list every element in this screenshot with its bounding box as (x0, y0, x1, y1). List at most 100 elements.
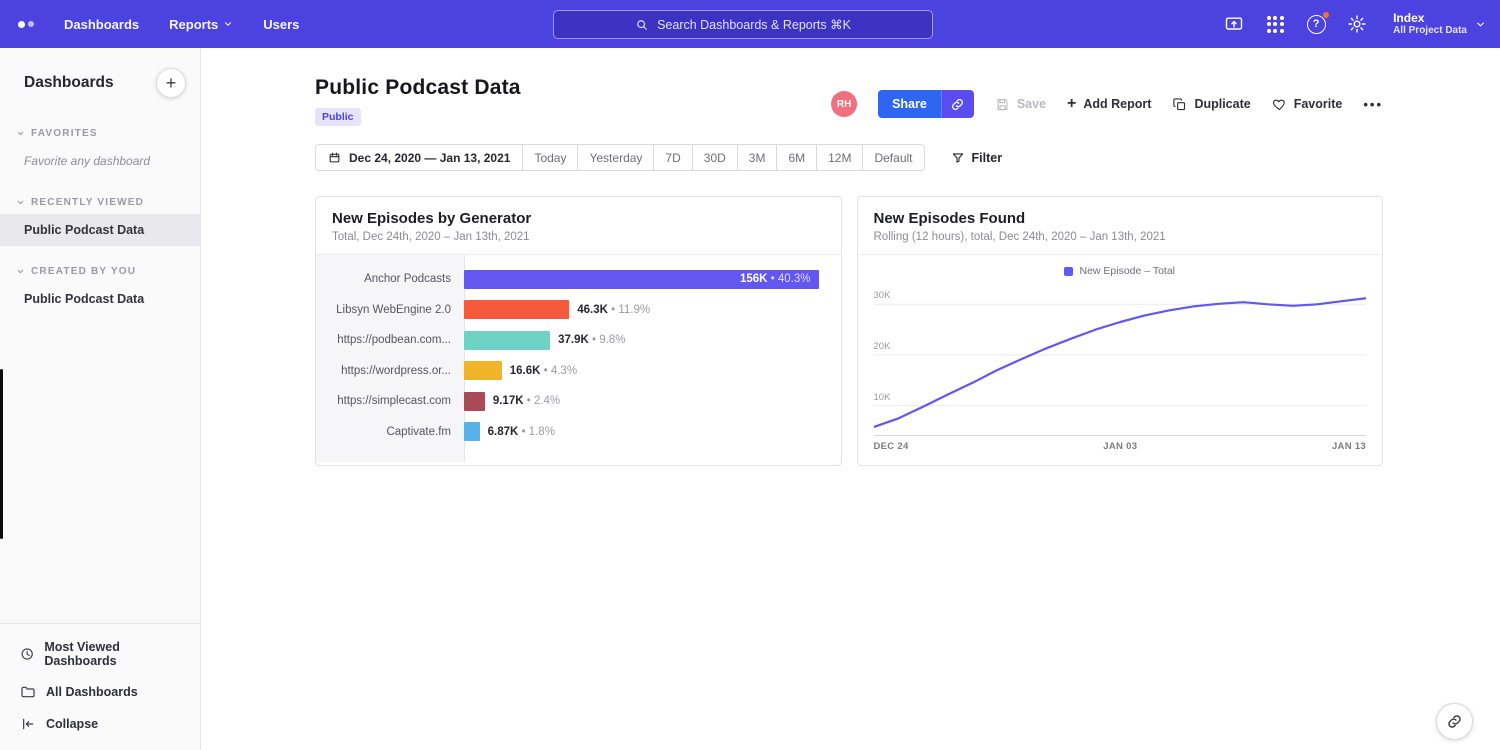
duplicate-button[interactable]: Duplicate (1172, 97, 1250, 112)
bar-value-label: 9.17K2.4% (493, 395, 560, 407)
collapse-sidebar-button[interactable]: Collapse (0, 708, 200, 740)
line-series (874, 284, 1367, 436)
line-plot-area[interactable]: 10K 20K 30K (874, 284, 1367, 436)
link-icon (1446, 713, 1463, 730)
bar-value-label: 156K40.3% (740, 273, 811, 285)
search-input[interactable]: Search Dashboards & Reports ⌘K (553, 10, 933, 39)
y-axis-tick: 20K (874, 341, 891, 352)
save-button[interactable]: Save (995, 97, 1046, 112)
x-axis-tick: JAN 03 (1103, 441, 1137, 452)
project-subtitle: All Project Data (1393, 25, 1467, 37)
plus-icon: + (1067, 96, 1076, 112)
sidebar: Dashboards + FAVORITES Favorite any dash… (0, 48, 201, 750)
bar-row: Anchor Podcasts 156K40.3% (316, 264, 841, 295)
nav-item-reports[interactable]: Reports (169, 17, 233, 32)
save-icon (995, 97, 1010, 112)
bar-category-label: Libsyn WebEngine 2.0 (316, 304, 464, 316)
x-axis: DEC 24 JAN 03 JAN 13 (874, 441, 1367, 452)
preset-yesterday[interactable]: Yesterday (577, 145, 653, 170)
x-axis-tick: DEC 24 (874, 441, 909, 452)
preset-6m[interactable]: 6M (776, 145, 816, 170)
preset-12m[interactable]: 12M (816, 145, 862, 170)
floating-copy-link-button[interactable] (1436, 703, 1473, 740)
heart-icon (1272, 97, 1287, 112)
nav-item-dashboards[interactable]: Dashboards (64, 17, 139, 32)
clock-icon (20, 646, 34, 662)
bar-category-label: Anchor Podcasts (316, 273, 464, 285)
copy-link-button[interactable] (941, 90, 974, 118)
bar[interactable] (464, 331, 550, 350)
legend-swatch (1064, 267, 1073, 276)
favorites-empty-hint: Favorite any dashboard (0, 145, 200, 177)
section-created-by-you[interactable]: CREATED BY YOU (0, 260, 200, 283)
new-dashboard-button[interactable]: + (156, 68, 186, 98)
search-placeholder: Search Dashboards & Reports ⌘K (657, 17, 851, 32)
bar-row: https://simplecast.com 9.17K2.4% (316, 386, 841, 417)
project-name: Index (1393, 11, 1467, 25)
preset-default[interactable]: Default (862, 145, 923, 170)
y-axis-tick: 30K (874, 290, 891, 301)
help-icon[interactable]: ? (1305, 13, 1327, 35)
add-report-button[interactable]: + Add Report (1067, 96, 1151, 112)
chevron-down-icon (16, 267, 25, 276)
chart-legend[interactable]: New Episode – Total (874, 263, 1367, 279)
bar[interactable] (464, 361, 502, 380)
preset-30d[interactable]: 30D (692, 145, 737, 170)
share-button[interactable]: Share (878, 90, 941, 118)
bar[interactable] (464, 392, 485, 411)
report-card-new-episodes-by-generator: New Episodes by Generator Total, Dec 24t… (315, 196, 842, 466)
copy-icon (1172, 97, 1187, 112)
project-switcher[interactable]: Index All Project Data (1393, 11, 1486, 37)
bar[interactable] (464, 422, 480, 441)
bar-chart: Anchor Podcasts 156K40.3% Libsyn WebEngi… (316, 255, 841, 462)
x-axis-tick: JAN 13 (1332, 441, 1366, 452)
settings-gear-icon[interactable] (1346, 13, 1368, 35)
sidebar-item-public-podcast-data[interactable]: Public Podcast Data (0, 214, 200, 246)
bar-value-label: 16.6K4.3% (510, 365, 577, 377)
bar-row: https://podbean.com... 37.9K9.8% (316, 325, 841, 356)
date-range-picker[interactable]: Dec 24, 2020 — Jan 13, 2021 (316, 145, 522, 170)
sidebar-item-public-podcast-data-created[interactable]: Public Podcast Data (0, 283, 200, 315)
report-subtitle: Total, Dec 24th, 2020 – Jan 13th, 2021 (332, 231, 825, 243)
apps-grid-icon[interactable] (1264, 13, 1286, 35)
filter-funnel-icon (951, 151, 965, 165)
section-favorites[interactable]: FAVORITES (0, 122, 200, 145)
preset-today[interactable]: Today (522, 145, 577, 170)
bar-row: https://wordpress.or... 16.6K4.3% (316, 356, 841, 387)
screen-edge-artifact (0, 369, 3, 539)
most-viewed-dashboards-button[interactable]: Most Viewed Dashboards (0, 632, 200, 676)
section-recently-viewed[interactable]: RECENTLY VIEWED (0, 191, 200, 214)
app-logo[interactable] (18, 21, 34, 28)
bar-value-label: 46.3K11.9% (577, 304, 650, 316)
sidebar-title: Dashboards (24, 74, 114, 92)
preset-3m[interactable]: 3M (737, 145, 777, 170)
main-content: Public Podcast Data Public RH Share Save… (201, 48, 1500, 750)
owner-avatar[interactable]: RH (831, 91, 857, 117)
bar-category-label: https://simplecast.com (316, 395, 464, 407)
calendar-icon (328, 151, 341, 164)
visibility-badge: Public (315, 108, 361, 126)
chevron-down-icon (1475, 19, 1486, 30)
filter-button[interactable]: Filter (951, 151, 1003, 165)
chevron-down-icon (223, 19, 233, 29)
bar[interactable]: 156K40.3% (464, 270, 819, 289)
bar-value-label: 6.87K1.8% (488, 426, 555, 438)
page-title: Public Podcast Data (315, 76, 521, 100)
favorite-button[interactable]: Favorite (1272, 97, 1343, 112)
more-options-button[interactable]: ••• (1363, 97, 1383, 112)
preset-7d[interactable]: 7D (653, 145, 691, 170)
report-title[interactable]: New Episodes by Generator (332, 210, 825, 227)
report-card-new-episodes-found: New Episodes Found Rolling (12 hours), t… (857, 196, 1384, 466)
top-nav: Dashboards Reports Users Search Dashboar… (0, 0, 1500, 48)
notification-badge (1322, 11, 1330, 19)
report-title[interactable]: New Episodes Found (874, 210, 1367, 227)
bar-value-label: 37.9K9.8% (558, 334, 625, 346)
screen-share-icon[interactable] (1223, 13, 1245, 35)
chevron-down-icon (16, 198, 25, 207)
report-subtitle: Rolling (12 hours), total, Dec 24th, 202… (874, 231, 1367, 243)
nav-item-users[interactable]: Users (263, 17, 299, 32)
bar-category-label: https://wordpress.or... (316, 365, 464, 377)
all-dashboards-button[interactable]: All Dashboards (0, 676, 200, 708)
line-chart: New Episode – Total 10K 20K 30K DEC 24 J… (858, 255, 1383, 452)
bar[interactable] (464, 300, 569, 319)
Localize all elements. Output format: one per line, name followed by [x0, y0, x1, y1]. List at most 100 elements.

Task description - Rewrite the listing starting at the line with "duplicate-button[interactable]: Duplicate (1172, 97, 1250, 112)" and ending at the line with "x-axis-tick: DEC 24 (874, 441, 909, 452)", changing "Anchor Podcasts" to "Anchor Shows" and keeping everything else the same.

Reply to the task -
duplicate-button[interactable]: Duplicate (1172, 97, 1250, 112)
bar-value-label: 9.17K2.4% (493, 395, 560, 407)
collapse-sidebar-button[interactable]: Collapse (0, 708, 200, 740)
line-series (874, 284, 1367, 436)
line-plot-area[interactable]: 10K 20K 30K (874, 284, 1367, 436)
link-icon (1446, 713, 1463, 730)
bar-value-label: 156K40.3% (740, 273, 811, 285)
search-input[interactable]: Search Dashboards & Reports ⌘K (553, 10, 933, 39)
y-axis-tick: 20K (874, 341, 891, 352)
save-button[interactable]: Save (995, 97, 1046, 112)
x-axis-tick: JAN 03 (1103, 441, 1137, 452)
project-subtitle: All Project Data (1393, 25, 1467, 37)
plus-icon: + (1067, 96, 1076, 112)
sidebar: Dashboards + FAVORITES Favorite any dash… (0, 48, 201, 750)
bar-row: Anchor Shows 156K40.3% (316, 264, 841, 295)
nav-item-reports[interactable]: Reports (169, 17, 233, 32)
save-icon (995, 97, 1010, 112)
bar-category-label: Libsyn WebEngine 2.0 (316, 304, 464, 316)
x-axis: DEC 24 JAN 03 JAN 13 (874, 441, 1367, 452)
preset-yesterday[interactable]: Yesterday (577, 145, 653, 170)
x-axis-tick: DEC 24 (874, 441, 909, 452)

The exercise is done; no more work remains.